## EXERCISE REQUIREMENTS
Here are some records; copy every line that holds the word "Copyright".

## TASK INPUTS

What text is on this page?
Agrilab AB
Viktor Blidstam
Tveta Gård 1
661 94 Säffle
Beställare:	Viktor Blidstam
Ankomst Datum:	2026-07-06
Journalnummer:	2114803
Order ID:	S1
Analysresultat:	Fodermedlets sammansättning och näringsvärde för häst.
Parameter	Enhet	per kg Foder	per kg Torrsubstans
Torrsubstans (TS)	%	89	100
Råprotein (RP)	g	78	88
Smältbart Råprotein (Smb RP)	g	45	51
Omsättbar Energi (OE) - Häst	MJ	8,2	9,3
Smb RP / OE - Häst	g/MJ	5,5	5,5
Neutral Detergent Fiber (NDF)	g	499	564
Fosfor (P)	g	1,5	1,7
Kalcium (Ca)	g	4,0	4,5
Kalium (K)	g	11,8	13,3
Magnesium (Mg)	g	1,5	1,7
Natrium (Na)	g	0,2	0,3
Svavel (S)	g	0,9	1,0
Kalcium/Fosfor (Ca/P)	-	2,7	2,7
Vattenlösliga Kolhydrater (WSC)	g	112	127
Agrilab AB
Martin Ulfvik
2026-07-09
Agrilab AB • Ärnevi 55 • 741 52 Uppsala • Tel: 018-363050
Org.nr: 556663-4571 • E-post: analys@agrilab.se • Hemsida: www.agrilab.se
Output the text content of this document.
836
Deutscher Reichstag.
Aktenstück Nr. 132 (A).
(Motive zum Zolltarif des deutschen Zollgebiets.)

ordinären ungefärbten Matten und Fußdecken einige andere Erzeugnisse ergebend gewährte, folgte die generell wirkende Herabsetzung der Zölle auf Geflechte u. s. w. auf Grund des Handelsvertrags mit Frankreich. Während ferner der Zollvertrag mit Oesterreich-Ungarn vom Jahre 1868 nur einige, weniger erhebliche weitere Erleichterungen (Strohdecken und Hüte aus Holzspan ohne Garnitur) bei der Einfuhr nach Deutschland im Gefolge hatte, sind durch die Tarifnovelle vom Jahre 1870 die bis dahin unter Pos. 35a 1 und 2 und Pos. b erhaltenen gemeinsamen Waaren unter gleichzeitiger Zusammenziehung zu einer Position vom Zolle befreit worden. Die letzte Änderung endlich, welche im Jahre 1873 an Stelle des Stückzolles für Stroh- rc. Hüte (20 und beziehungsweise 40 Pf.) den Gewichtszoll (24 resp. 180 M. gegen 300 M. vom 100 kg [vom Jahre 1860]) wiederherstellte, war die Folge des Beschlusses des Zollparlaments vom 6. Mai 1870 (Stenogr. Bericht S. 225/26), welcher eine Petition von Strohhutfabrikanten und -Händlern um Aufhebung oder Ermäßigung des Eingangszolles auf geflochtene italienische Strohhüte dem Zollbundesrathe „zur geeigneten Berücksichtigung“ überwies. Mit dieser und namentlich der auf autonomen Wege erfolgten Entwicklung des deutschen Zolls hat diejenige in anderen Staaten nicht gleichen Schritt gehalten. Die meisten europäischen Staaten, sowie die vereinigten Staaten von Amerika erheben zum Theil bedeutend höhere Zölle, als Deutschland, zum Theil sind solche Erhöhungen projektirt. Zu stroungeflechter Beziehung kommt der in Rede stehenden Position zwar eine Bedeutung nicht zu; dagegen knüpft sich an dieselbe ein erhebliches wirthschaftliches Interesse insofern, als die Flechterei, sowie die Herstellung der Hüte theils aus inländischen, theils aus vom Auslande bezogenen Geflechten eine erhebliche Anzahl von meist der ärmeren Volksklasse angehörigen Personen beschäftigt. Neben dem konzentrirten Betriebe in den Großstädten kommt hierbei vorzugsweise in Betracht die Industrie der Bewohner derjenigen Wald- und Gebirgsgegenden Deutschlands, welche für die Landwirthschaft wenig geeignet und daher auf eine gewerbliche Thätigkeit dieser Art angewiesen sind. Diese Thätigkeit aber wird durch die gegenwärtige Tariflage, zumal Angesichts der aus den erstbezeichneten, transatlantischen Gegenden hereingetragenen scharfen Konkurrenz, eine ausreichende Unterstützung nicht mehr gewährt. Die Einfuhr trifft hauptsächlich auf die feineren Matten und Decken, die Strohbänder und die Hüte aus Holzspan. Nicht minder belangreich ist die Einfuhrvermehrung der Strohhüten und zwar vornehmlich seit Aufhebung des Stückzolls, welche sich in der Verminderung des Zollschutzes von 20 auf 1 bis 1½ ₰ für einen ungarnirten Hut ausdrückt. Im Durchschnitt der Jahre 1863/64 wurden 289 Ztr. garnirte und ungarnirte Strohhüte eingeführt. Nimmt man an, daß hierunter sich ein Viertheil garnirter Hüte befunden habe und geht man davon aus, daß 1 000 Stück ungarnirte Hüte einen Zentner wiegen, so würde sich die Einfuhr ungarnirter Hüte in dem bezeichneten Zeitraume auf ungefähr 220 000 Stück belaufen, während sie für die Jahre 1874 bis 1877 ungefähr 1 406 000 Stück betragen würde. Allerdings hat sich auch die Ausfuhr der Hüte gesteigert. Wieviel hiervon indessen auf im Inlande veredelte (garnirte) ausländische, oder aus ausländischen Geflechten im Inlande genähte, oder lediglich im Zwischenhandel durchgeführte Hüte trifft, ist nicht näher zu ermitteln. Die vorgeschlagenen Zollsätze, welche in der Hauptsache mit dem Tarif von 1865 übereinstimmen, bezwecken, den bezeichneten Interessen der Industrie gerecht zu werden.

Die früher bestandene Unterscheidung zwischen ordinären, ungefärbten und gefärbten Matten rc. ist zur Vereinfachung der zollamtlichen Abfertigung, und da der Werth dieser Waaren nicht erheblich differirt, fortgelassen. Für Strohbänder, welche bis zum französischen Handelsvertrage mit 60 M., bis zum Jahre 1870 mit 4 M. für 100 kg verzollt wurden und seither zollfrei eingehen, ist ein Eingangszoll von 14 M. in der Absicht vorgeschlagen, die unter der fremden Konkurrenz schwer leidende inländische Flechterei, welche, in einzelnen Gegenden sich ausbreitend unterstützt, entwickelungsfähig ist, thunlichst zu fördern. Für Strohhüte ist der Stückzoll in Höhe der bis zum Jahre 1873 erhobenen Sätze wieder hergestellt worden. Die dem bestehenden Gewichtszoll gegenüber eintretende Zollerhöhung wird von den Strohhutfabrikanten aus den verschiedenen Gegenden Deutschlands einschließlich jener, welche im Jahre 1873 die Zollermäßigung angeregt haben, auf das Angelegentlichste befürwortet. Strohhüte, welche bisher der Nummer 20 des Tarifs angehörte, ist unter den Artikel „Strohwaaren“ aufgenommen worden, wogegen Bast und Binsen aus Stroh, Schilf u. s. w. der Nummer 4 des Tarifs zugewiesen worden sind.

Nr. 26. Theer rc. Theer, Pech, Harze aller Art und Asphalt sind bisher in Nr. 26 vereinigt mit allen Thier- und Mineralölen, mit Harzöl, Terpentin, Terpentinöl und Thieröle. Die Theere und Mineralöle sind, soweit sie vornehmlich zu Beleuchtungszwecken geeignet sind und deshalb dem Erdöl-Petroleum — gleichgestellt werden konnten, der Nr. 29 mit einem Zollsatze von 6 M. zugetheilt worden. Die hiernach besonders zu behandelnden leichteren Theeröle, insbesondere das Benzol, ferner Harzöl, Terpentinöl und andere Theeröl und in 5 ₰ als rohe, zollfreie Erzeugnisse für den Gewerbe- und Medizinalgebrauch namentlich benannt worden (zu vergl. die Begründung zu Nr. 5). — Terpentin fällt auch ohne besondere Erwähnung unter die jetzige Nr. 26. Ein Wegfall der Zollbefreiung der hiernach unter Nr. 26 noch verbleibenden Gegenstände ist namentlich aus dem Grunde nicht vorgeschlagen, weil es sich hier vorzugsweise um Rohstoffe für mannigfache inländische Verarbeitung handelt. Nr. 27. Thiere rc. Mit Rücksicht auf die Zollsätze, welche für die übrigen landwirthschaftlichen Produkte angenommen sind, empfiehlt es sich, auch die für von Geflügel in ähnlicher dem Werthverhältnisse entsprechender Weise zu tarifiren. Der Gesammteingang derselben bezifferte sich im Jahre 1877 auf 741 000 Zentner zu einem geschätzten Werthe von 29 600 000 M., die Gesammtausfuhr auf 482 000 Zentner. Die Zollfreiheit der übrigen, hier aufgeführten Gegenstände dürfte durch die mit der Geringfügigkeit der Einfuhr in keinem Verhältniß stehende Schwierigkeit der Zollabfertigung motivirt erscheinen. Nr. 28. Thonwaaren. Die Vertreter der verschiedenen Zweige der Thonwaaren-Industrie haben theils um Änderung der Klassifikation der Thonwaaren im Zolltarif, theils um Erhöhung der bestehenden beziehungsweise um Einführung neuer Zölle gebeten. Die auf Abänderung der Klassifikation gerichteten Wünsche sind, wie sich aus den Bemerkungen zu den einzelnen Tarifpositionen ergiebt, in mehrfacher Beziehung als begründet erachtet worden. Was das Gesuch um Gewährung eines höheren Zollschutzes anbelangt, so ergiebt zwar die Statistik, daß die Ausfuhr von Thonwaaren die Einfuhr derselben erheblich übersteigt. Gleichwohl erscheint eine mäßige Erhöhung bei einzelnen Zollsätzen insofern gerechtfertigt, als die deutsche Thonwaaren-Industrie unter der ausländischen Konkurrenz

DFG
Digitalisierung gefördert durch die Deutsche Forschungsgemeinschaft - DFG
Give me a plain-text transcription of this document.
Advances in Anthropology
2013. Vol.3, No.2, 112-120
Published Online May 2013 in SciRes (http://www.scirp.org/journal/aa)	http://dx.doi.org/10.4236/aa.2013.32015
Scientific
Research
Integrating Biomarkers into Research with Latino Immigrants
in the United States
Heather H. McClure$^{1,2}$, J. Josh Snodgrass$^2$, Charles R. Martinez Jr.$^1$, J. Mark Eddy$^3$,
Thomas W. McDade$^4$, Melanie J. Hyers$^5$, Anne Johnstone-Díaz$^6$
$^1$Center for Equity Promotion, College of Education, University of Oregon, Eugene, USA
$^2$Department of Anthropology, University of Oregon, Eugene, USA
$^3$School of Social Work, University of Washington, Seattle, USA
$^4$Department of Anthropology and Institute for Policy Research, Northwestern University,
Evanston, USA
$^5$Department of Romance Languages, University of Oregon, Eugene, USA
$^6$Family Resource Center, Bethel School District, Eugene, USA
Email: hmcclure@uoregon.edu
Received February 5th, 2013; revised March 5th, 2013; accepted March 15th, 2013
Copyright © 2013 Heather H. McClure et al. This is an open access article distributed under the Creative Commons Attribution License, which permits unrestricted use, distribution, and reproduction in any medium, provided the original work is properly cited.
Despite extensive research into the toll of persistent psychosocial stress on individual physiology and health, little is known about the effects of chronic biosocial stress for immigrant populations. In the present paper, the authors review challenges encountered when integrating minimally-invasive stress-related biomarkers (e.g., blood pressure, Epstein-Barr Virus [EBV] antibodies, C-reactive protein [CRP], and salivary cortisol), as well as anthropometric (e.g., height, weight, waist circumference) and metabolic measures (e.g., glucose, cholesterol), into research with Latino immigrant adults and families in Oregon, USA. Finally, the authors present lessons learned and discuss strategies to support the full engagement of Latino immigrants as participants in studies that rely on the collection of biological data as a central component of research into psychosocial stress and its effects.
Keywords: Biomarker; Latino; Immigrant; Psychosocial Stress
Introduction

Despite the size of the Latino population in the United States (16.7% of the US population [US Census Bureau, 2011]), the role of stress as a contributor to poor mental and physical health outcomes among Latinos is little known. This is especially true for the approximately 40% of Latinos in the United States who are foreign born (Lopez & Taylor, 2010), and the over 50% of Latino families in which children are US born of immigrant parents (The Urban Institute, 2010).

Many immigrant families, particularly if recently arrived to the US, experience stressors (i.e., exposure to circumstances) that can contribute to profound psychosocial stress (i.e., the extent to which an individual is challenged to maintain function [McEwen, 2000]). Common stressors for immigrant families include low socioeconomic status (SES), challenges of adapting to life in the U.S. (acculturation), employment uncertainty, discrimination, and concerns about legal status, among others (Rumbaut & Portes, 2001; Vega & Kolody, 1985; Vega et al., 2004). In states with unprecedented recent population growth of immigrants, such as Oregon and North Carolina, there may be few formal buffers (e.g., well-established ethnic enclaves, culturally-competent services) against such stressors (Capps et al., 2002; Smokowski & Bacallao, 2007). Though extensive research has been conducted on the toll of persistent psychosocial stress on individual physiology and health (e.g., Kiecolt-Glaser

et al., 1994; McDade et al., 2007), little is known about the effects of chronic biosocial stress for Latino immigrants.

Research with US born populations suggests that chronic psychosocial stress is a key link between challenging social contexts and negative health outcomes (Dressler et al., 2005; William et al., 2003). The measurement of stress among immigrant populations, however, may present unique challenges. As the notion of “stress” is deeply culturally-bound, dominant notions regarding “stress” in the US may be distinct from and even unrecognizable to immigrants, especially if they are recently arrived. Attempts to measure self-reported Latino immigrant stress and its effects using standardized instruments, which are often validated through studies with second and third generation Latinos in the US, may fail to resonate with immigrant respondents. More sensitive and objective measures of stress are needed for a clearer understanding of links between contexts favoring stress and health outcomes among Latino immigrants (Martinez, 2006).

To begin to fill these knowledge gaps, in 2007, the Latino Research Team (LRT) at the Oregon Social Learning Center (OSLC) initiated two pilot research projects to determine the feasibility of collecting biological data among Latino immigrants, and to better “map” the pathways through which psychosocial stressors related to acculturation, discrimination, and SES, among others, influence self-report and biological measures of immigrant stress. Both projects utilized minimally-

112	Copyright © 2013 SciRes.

## REPLY
Copyright © 2013 Heather H. McClure et al. This is an open access article distributed under the Creative Commons Attribution License, which permits unrestricted use, distribution, and reproduction in any medium, provided the original work is properly cited.
112	Copyright © 2013 SciRes.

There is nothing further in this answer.